Lista de tareas:
1. Enumera todo lo que el texto sobre el Evangelio y la religión califica de sagrado.
2. Continúa el texto sobre el Evangelio y la religión a partir de su última frase.

Página:
◇ ◇ ◇ ◇

Hace poco más de un mes, he publicado un libro que se titula El Evangelio marginado. En la Introducción de este libro, lo primero que digo es que “la Iglesia vive en una contradicción, que es la peor de todas las contradicciones en las que puede vivir. Porque se trata de la contradicción entre la Iglesia y el Evangelio”. Una afirmación que, sin duda alguna, a no pocos lectores de este artículo les podrá parecer una exageración sin pies ni cabeza. Y no faltarán quienes piensen que semejante afirmación es falsa o incluso blasfema. Sin embargo, reafirmo lo dicho. Porque hay razones muy serias para decirlo, demostrarlo y deducir de ello las decisivas consecuencias que se derivan de lo que acabo de indicar.

La clave del problema está en un hecho que salta a la vista de cualquiera. Tal hecho consiste en que lo central y determinante en la Iglesia no es el Evangelio, sino la religión. Un hecho tan obvio, que, para la gran mayoría de los ciudadanos, el Evangelio es considerado, visto y vivido como un componente más de la religión. A fin de cuentas, la gente religiosa, cuando (por ejemplo) va a misa, una de las cosas que ve y oye, en ese acto religioso, es la lectura y la explicación del Evangelio. Una lectura y una explicación que se hacen en el templo (lugar sagrado). Un acto siempre presidido y realizado por un sacerdote (personaje también sagrado). Y todo ello realizado de acuerdo con lo que dispone y ordena el dogma sagrado, la ley sagrada y, en definitiva, de acuerdo con lo que manda y prohíbe la religión sagrada.

En definitiva, esta identificación entre Evangelio y religión es algo tan patente que cuando se le pregunta a alguien por sus creencias, en lo relativo a Dios, se le pregunta si es una persona “religiosa”, no si es una persona “evangélica”. Insisto: lo que importa, en nuestra cultura cristiana, no es el Evangelio. Es la religión. Y lo más preocupante, en este asunto, es que ya ni se le concede interés a esta cuestión. Porque, en último término, lo mismo da hablar de Evangelio que hablar de religión. Es como Paco y Francisco, dos denominaciones de la misma persona o de idéntica realidad.

◇ ◇ ◇ ◇

Listado guardado:
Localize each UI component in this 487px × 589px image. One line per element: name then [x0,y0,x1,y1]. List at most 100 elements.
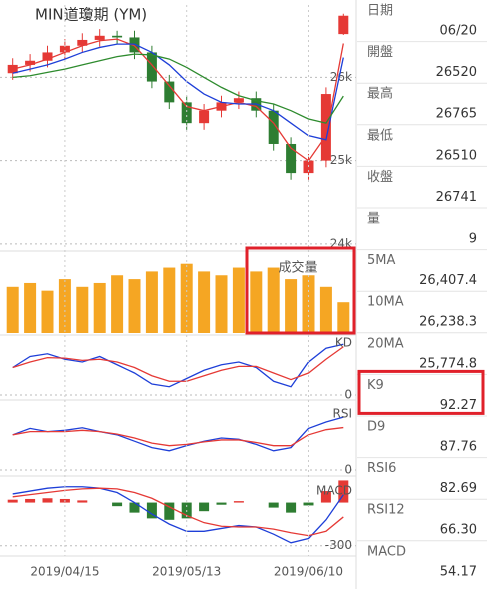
macd-histogram-bar [216,502,227,505]
volume-bar [267,267,280,333]
indicator-line [12,43,344,141]
candle-body [181,102,192,124]
volume-bar [180,263,193,333]
info-value: 26510 [436,148,477,163]
volume-bar [215,275,228,333]
macd-histogram-bar [112,502,123,507]
macd-histogram-bar [164,502,175,520]
macd-histogram-bar [146,502,157,519]
candle-body [286,143,297,174]
macd-histogram-bar [42,498,53,503]
volume-bar [302,275,315,333]
indicator-line [12,486,344,544]
info-value: 25,774.8 [419,356,477,371]
info-label: 最低 [367,128,393,143]
candle-body [146,52,157,82]
volume-bar [232,267,245,333]
info-label: 5MA [367,253,395,268]
candle-body [320,94,331,161]
info-label: 最高 [367,86,393,102]
candle-body [25,60,36,65]
macd-histogram-bar [338,480,349,503]
info-value: 54.17 [440,564,477,579]
info-label: RSI12 [367,503,405,518]
volume-bar [163,267,176,333]
highlight-box [357,369,485,415]
macd-histogram-bar [268,502,279,508]
panel-title: RSI [333,407,353,421]
indicator-line [12,346,344,382]
candle-body [233,98,244,103]
macd-histogram-bar [286,502,297,513]
info-value: 26741 [436,190,477,205]
x-tick-label: 2019/06/10 [274,565,343,579]
info-value: 26,238.3 [419,315,477,330]
candle-body [338,15,349,35]
indicator-line [12,38,344,162]
info-value: 87.76 [440,440,477,455]
candle-body [129,37,140,53]
volume-bar [337,302,350,333]
macd-histogram-bar [77,500,88,503]
info-label: D9 [367,420,385,435]
volume-bar [198,271,211,333]
volume-bar [6,286,19,333]
candle-body [112,35,123,38]
candle-body [199,110,210,124]
macd-histogram-bar [233,501,244,503]
candle-body [268,110,279,144]
indicator-line [12,487,344,537]
indicator-line [12,53,344,124]
info-label: 收盤 [367,170,393,185]
info-value: 82.69 [440,481,477,496]
volume-bar [24,282,37,333]
panel-title: 成交量 [278,260,317,276]
info-value: 66.30 [440,523,477,538]
panel-title: KD [335,336,352,350]
candle-body [42,52,53,61]
y-tick-label: 25k [330,153,352,167]
volume-bar [285,279,298,333]
info-value: 9 [469,232,477,247]
info-label: 開盤 [367,45,393,60]
macd-histogram-bar [199,502,210,512]
panel-title: MIN道瓊期 (YM) [35,6,147,24]
volume-bar [41,290,54,333]
info-label: MACD [367,544,406,559]
info-value: 06/20 [440,24,477,39]
y-tick-label: 0 [344,388,352,402]
macd-histogram-bar [7,499,18,503]
macd-histogram-bar [129,502,140,513]
x-tick-label: 2019/05/13 [152,565,221,579]
indicator-line [12,343,344,388]
info-value: 26765 [436,107,477,122]
candle-body [94,35,105,40]
volume-bar [128,279,141,333]
volume-bar [319,286,332,333]
blank-box [205,4,325,38]
info-value: 92.27 [440,398,477,413]
volume-bar [250,271,263,333]
info-label: 10MA [367,295,404,310]
indicator-line [12,426,344,447]
info-label: 量 [367,212,380,227]
info-label: 20MA [367,336,404,351]
macd-histogram-bar [303,502,314,506]
info-label: K9 [367,378,384,393]
volume-bar [76,286,89,333]
volume-bar [93,282,106,333]
y-tick-label: 0 [344,463,352,477]
highlight-box [245,246,356,335]
macd-histogram-bar [320,491,331,503]
candle-body [59,45,70,53]
info-value: 26520 [436,65,477,80]
x-tick-label: 2019/04/15 [30,565,99,579]
volume-bar [145,271,158,333]
y-tick-label: -300 [325,538,352,552]
candle-body [77,39,88,46]
candle-body [164,81,175,103]
indicator-line [12,416,344,452]
info-label: 日期 [367,4,393,19]
info-label: RSI6 [367,461,396,476]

◇ ◇ ◇ ◇

Respuestas:
1. El templo, el sacerdote, el dogma, la ley y la religión.

2.
Pero, sin más preámbulos, entremos directamente en el meollo del problema. He dicho que el problema capital, que tiene que resolver la Iglesia, es la contradicción fundamental en que vive. Esta contradicción consiste en que Jesús vino a este mundo para vivir y enseñar el Evangelio (Mc 1, 15), pero la Iglesia vive y enseña la religión. O dicho más claramente: mientras que lo central, en la vida y el ministerio de Jesús, fue el Evangelio; en la vida y ministerio de la Iglesia, el centro no es el Evangelio, sino que es la religión. Por lo tanto, se puede (y se debe) afirmar que Jesús centró su forma de vivir y su trabajo en el Evangelio, mientras que la Iglesia se ha organizado, se gestiona y centra su tarea en la religión que vive, practica y transmite.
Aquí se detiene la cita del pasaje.